TASK PROMPT: Pick every line with "Shear" from the material below.

THE DATA:
'''

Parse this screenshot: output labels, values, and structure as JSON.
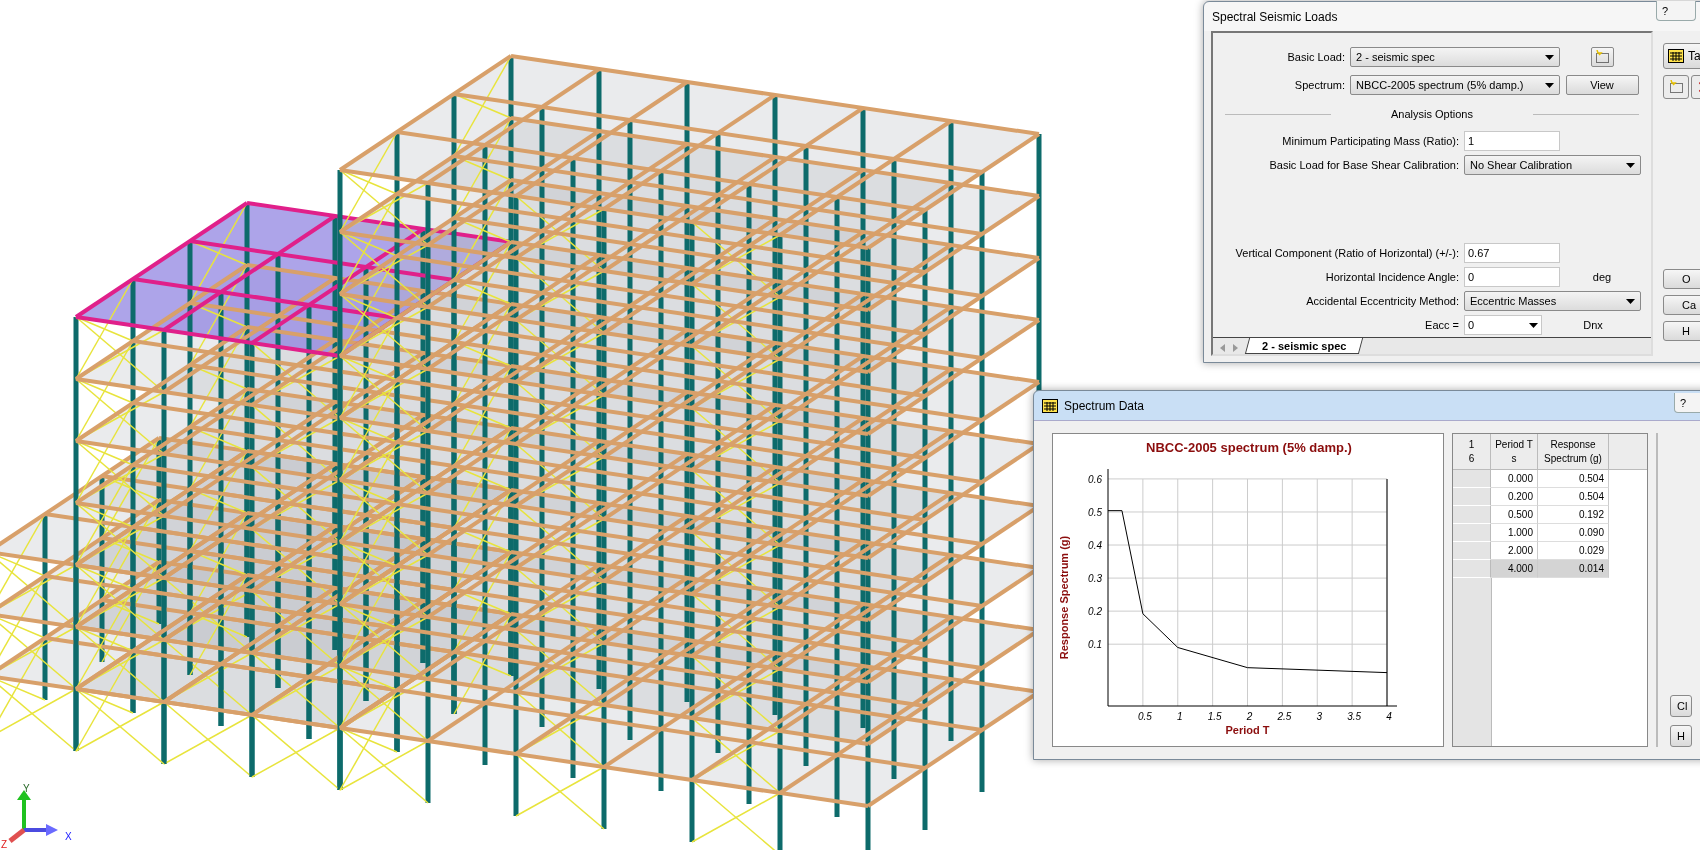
{
  "viewport": {
    "axis_labels": [
      {
        "kind": "y",
        "label": "Y"
      },
      {
        "kind": "x",
        "label": "X"
      },
      {
        "kind": "z",
        "label": "Z"
      }
    ]
  },
  "seismic_dialog": {
    "title": "Spectral Seismic Loads",
    "help": "?",
    "basic_load": {
      "label": "Basic Load:",
      "value": "2 - seismic spec"
    },
    "spectrum": {
      "label": "Spectrum:",
      "value": "NBCC-2005 spectrum (5% damp.)",
      "button": "View"
    },
    "section_title": "Analysis Options",
    "options": [
      {
        "kind": "input",
        "label": "Minimum Participating Mass (Ratio):",
        "value": "1"
      },
      {
        "kind": "select",
        "label": "Basic Load for Base Shear Calibration:",
        "value": "No Shear Calibration"
      }
    ],
    "component_options": [
      {
        "kind": "input",
        "label": "Vertical Component (Ratio of Horizontal) (+/-):",
        "value": "0.67"
      },
      {
        "kind": "input",
        "label": "Horizontal Incidence Angle:",
        "value": "0",
        "unit": "deg"
      },
      {
        "kind": "select",
        "label": "Accidental Eccentricity Method:",
        "value": "Eccentric Masses"
      },
      {
        "kind": "combo",
        "label": "Eacc =",
        "value": "0",
        "unit": "Dnx"
      }
    ],
    "sheet_tabs": [
      {
        "label": "2 - seismic spec",
        "selected": true
      }
    ],
    "table_button": "Ta",
    "side_buttons": [
      "O",
      "Ca",
      "H"
    ]
  },
  "spectrum_dialog": {
    "title": "Spectrum Data",
    "help": "?",
    "chart_data": {
      "type": "line",
      "title": "NBCC-2005 spectrum (5% damp.)",
      "xlabel": "Period T",
      "ylabel": "Response Spectrum (g)",
      "x": [
        0,
        0.2,
        0.5,
        1,
        2,
        4
      ],
      "grid": true,
      "series": [
        {
          "color": "#000000",
          "values": [
            0.504,
            0.504,
            0.192,
            0.09,
            0.029,
            0.014
          ]
        }
      ],
      "xlim": [
        0,
        4
      ],
      "ylim": [
        -0.087,
        0.63
      ],
      "xticks": [
        0.5,
        1,
        1.5,
        2,
        2.5,
        3,
        3.5,
        4
      ],
      "yticks": [
        0.1,
        0.2,
        0.3,
        0.4,
        0.5,
        0.6
      ]
    },
    "table": {
      "corner": [
        "1",
        "6"
      ],
      "columns": [
        [
          "Period T",
          "s"
        ],
        [
          "Response",
          "Spectrum (g)"
        ]
      ],
      "rows": [
        {
          "period": "0.000",
          "response": "0.504",
          "selected": false
        },
        {
          "period": "0.200",
          "response": "0.504",
          "selected": false
        },
        {
          "period": "0.500",
          "response": "0.192",
          "selected": false
        },
        {
          "period": "1.000",
          "response": "0.090",
          "selected": false
        },
        {
          "period": "2.000",
          "response": "0.029",
          "selected": false
        },
        {
          "period": "4.000",
          "response": "0.014",
          "selected": true
        }
      ]
    },
    "side_buttons": [
      "Cl",
      "H"
    ]
  }
}
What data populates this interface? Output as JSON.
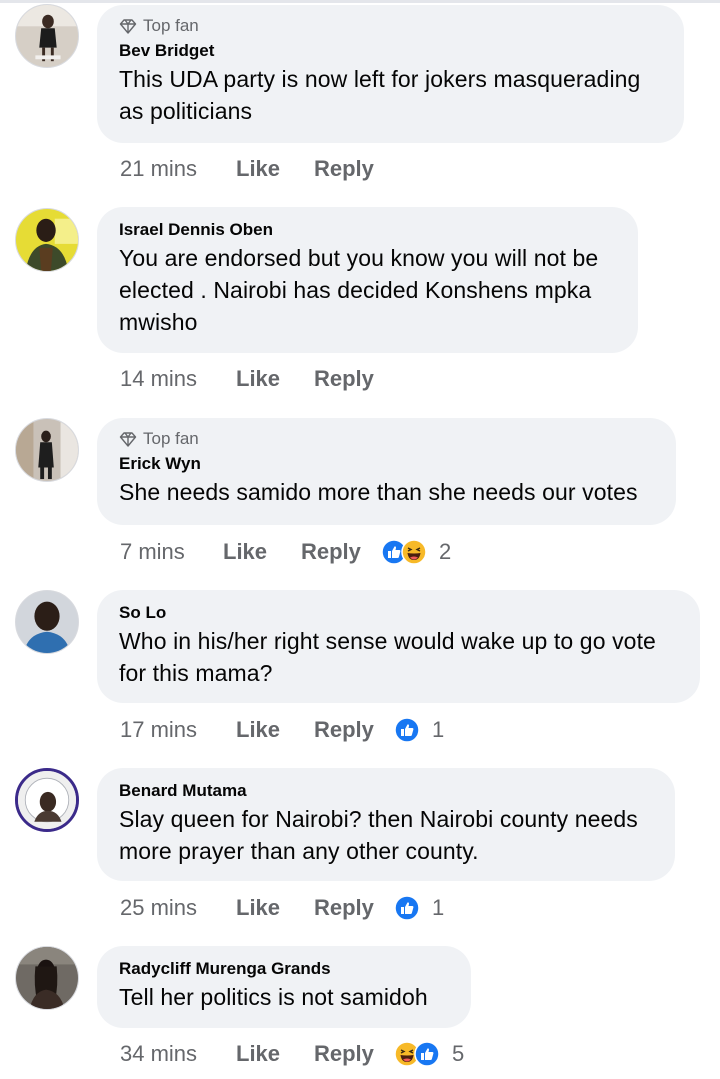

'''

EXERCISE ANSWER:
        "label": "Basic Load for Base Shear Calibration:",
        "value": "No Shear Calibration"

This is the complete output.